- [PROMPT]:
Copy each line below that contains "domaine".

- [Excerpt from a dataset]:
=-=-=

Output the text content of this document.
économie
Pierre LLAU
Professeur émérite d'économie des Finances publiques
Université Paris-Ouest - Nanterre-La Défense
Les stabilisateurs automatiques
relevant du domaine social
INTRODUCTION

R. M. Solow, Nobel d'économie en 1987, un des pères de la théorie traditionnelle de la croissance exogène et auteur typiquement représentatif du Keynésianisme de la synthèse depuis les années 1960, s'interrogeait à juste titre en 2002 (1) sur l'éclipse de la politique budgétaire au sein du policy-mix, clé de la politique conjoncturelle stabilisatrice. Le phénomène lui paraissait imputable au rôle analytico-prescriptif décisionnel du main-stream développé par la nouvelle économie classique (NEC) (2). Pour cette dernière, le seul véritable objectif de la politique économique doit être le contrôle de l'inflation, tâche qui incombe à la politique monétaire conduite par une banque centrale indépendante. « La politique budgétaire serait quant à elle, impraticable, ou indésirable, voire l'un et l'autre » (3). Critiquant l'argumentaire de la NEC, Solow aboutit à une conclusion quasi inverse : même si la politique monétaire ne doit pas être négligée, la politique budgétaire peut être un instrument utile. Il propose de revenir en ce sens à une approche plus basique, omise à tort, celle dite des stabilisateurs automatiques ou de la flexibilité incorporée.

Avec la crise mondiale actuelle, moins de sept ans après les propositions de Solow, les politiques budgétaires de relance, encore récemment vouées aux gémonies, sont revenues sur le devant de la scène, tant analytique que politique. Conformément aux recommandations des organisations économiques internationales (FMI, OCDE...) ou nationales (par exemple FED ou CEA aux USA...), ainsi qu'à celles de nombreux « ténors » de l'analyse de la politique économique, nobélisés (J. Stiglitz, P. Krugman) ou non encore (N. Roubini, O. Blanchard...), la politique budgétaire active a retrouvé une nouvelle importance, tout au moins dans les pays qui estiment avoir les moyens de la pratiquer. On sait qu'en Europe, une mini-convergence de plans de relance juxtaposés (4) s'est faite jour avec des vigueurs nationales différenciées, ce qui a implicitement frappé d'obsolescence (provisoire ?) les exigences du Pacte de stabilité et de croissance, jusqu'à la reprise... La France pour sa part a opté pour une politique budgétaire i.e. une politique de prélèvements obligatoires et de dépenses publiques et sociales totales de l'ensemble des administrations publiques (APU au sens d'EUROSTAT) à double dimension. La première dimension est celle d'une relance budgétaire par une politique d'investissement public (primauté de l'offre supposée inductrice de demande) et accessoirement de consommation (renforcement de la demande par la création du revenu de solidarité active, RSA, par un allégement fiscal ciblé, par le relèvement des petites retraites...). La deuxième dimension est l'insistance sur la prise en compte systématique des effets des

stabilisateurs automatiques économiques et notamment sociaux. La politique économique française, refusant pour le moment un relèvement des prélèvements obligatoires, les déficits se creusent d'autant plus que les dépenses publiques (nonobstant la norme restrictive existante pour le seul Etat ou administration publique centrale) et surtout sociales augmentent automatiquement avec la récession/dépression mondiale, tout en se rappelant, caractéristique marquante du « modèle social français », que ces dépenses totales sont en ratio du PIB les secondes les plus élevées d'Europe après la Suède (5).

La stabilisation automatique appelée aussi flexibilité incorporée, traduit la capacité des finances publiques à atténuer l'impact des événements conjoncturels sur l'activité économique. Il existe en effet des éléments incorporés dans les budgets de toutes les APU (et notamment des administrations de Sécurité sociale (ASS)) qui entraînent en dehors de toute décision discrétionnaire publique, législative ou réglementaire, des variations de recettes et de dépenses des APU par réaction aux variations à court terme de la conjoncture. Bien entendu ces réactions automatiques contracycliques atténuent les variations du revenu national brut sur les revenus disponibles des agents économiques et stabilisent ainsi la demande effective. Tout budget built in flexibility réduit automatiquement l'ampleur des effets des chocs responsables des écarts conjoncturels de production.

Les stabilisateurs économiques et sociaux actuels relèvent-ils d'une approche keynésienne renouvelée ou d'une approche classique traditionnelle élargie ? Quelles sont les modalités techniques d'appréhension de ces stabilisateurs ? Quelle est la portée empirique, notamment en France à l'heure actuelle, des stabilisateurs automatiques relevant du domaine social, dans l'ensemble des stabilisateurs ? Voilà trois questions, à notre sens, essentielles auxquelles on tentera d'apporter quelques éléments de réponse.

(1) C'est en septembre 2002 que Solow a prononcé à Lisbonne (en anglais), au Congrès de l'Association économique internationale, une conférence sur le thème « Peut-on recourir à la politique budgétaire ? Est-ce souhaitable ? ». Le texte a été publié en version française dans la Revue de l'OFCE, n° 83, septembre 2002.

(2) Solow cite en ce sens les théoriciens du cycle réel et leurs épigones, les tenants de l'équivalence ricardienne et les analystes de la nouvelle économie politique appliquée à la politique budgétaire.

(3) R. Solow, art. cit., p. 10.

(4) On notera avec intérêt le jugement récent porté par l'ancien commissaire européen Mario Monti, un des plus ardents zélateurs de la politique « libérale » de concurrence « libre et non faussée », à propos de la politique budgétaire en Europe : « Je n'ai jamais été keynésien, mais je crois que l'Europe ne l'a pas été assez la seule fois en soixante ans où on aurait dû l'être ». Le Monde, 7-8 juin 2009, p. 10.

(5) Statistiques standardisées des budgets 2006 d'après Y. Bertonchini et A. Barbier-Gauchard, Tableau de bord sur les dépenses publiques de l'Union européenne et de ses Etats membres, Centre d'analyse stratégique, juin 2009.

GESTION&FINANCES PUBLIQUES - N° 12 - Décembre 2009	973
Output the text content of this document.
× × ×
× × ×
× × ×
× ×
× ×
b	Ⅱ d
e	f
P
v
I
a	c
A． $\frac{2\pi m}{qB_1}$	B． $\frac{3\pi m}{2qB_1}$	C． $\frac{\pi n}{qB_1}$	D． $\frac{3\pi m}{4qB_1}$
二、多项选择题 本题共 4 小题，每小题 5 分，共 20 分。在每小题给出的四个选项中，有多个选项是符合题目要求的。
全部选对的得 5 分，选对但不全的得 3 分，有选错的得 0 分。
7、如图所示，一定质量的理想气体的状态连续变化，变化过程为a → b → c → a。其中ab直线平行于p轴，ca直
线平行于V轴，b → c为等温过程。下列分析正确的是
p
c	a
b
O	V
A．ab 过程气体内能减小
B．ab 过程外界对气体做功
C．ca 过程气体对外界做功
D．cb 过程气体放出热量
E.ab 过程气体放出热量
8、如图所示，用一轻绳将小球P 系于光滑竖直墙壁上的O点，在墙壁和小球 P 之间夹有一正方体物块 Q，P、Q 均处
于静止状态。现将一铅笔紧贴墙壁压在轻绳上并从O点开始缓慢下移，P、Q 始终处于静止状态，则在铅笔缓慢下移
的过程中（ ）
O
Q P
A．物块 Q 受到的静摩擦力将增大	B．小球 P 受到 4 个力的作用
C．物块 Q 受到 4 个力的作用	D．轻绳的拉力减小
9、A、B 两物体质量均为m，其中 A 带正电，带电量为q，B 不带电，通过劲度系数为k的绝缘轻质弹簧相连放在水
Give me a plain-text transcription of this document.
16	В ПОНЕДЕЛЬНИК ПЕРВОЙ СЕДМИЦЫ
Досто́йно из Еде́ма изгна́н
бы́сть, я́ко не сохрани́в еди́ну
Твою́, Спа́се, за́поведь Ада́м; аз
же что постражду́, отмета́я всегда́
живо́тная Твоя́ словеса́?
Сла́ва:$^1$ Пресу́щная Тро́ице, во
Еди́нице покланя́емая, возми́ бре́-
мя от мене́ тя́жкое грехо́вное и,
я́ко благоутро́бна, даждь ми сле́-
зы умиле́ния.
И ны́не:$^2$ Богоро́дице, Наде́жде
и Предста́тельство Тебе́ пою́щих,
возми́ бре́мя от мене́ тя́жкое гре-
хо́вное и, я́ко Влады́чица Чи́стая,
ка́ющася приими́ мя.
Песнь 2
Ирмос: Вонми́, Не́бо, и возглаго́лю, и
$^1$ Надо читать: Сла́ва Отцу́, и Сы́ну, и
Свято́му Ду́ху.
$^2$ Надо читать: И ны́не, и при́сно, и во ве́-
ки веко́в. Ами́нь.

=-=-=

- [RESULT]:
relevant du domaine social
Les stabilisateurs économiques et sociaux actuels relèvent-ils d'une approche keynésienne renouvelée ou d'une approche classique traditionnelle élargie ? Quelles sont les modalités techniques d'appréhension de ces stabilisateurs ? Quelle est la portée empirique, notamment en France à l'heure actuelle, des stabilisateurs automatiques relevant du domaine social, dans l'ensemble des stabilisateurs ? Voilà trois questions, à notre sens, essentielles auxquelles on tentera d'apporter quelques éléments de réponse.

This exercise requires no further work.